— Exercise aim —
Gather, from the data below, each line in which the word "Manage" occurs.

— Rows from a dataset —
******************************
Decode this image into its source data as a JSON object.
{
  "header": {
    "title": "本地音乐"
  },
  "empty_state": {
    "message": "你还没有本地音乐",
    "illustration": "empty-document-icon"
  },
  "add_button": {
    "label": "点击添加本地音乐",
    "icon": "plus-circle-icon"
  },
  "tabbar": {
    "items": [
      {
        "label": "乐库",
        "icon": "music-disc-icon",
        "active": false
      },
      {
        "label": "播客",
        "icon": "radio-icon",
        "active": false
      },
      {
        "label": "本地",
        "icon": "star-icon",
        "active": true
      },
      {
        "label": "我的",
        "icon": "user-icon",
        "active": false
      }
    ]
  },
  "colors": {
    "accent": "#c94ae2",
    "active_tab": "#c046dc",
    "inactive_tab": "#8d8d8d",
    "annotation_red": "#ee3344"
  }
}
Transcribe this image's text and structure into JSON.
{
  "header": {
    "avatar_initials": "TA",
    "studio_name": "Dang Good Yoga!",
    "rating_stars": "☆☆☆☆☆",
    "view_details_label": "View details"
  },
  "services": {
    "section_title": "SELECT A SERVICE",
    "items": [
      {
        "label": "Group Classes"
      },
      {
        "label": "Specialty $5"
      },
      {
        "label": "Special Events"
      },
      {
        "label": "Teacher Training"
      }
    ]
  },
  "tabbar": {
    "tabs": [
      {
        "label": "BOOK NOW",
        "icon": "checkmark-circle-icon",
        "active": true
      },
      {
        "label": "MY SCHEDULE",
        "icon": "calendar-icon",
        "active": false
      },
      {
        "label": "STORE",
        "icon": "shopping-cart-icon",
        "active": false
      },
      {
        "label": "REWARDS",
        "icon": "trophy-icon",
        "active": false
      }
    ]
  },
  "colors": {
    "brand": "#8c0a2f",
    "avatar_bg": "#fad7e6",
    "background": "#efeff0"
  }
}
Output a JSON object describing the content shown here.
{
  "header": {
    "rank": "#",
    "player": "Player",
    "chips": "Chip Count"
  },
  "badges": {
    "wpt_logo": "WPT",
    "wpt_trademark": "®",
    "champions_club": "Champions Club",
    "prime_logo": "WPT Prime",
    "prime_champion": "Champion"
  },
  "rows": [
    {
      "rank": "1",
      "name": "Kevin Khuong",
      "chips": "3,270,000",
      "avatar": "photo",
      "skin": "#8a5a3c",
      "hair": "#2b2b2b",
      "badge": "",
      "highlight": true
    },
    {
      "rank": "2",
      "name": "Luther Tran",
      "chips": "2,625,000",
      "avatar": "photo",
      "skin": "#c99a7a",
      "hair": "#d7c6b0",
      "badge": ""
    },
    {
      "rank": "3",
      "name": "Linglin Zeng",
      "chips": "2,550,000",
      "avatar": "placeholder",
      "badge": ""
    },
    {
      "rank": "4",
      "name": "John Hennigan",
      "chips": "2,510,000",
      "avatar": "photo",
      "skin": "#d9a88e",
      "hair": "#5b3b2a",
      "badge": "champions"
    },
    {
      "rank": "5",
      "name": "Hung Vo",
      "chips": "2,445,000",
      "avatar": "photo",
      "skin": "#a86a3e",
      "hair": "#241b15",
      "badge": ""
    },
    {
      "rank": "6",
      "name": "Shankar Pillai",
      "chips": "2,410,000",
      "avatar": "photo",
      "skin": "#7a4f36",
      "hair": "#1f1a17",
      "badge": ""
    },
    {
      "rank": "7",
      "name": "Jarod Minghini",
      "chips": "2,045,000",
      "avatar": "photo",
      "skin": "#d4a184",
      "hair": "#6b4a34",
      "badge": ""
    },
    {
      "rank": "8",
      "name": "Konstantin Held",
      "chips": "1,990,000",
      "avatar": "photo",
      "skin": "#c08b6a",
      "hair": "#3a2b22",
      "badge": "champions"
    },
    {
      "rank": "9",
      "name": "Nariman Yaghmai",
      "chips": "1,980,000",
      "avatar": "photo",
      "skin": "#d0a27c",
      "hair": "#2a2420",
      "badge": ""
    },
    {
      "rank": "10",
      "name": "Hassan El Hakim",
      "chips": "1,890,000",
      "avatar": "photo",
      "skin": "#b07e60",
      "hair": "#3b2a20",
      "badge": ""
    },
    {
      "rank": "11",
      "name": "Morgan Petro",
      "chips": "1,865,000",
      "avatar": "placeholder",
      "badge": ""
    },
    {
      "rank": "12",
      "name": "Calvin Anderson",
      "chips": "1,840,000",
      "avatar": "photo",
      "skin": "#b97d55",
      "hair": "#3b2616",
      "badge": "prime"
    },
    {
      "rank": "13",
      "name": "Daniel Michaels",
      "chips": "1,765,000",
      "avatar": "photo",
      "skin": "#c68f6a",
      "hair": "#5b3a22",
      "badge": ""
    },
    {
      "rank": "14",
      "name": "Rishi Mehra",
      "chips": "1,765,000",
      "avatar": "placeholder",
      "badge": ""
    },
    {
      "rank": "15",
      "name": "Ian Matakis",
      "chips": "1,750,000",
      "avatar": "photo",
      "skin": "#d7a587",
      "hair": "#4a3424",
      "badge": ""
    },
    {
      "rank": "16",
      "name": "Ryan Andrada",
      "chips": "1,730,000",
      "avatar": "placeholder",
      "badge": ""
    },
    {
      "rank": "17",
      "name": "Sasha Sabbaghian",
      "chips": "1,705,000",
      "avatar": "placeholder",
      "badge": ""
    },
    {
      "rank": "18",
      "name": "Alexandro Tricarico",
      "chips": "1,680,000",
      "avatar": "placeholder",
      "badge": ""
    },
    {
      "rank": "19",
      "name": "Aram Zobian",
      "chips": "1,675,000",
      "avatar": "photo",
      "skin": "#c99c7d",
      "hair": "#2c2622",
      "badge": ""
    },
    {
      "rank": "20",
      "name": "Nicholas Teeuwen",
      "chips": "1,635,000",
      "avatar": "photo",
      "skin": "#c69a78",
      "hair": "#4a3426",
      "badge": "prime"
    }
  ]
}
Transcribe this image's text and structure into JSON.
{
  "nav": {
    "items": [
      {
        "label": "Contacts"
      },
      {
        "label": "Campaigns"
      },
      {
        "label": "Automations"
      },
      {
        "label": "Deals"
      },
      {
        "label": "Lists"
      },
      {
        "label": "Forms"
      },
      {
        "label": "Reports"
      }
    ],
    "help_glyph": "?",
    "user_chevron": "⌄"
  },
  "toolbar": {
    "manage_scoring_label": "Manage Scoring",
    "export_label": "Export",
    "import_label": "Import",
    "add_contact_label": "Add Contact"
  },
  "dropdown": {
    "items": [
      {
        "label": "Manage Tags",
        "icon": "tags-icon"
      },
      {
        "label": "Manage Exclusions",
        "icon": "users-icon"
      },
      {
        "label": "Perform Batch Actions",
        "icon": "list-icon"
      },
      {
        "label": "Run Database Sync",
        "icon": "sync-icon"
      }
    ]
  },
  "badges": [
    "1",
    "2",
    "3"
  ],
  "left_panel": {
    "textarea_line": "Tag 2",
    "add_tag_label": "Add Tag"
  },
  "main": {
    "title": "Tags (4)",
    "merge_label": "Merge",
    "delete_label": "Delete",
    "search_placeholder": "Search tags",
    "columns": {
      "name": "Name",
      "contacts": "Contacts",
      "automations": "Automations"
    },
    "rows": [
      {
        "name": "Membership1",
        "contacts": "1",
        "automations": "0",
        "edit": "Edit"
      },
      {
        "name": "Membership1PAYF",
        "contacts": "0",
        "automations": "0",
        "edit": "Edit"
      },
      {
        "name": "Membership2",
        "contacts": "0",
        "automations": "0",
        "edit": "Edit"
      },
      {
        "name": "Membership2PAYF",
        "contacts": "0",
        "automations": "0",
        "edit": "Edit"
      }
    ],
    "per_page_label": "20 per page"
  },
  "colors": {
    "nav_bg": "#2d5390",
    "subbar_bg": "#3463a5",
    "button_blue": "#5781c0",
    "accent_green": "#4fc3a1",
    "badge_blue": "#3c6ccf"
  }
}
******************************
— Task result —
    "manage_scoring_label": "Manage Scoring",
        "label": "Manage Tags",
        "label": "Manage Exclusions",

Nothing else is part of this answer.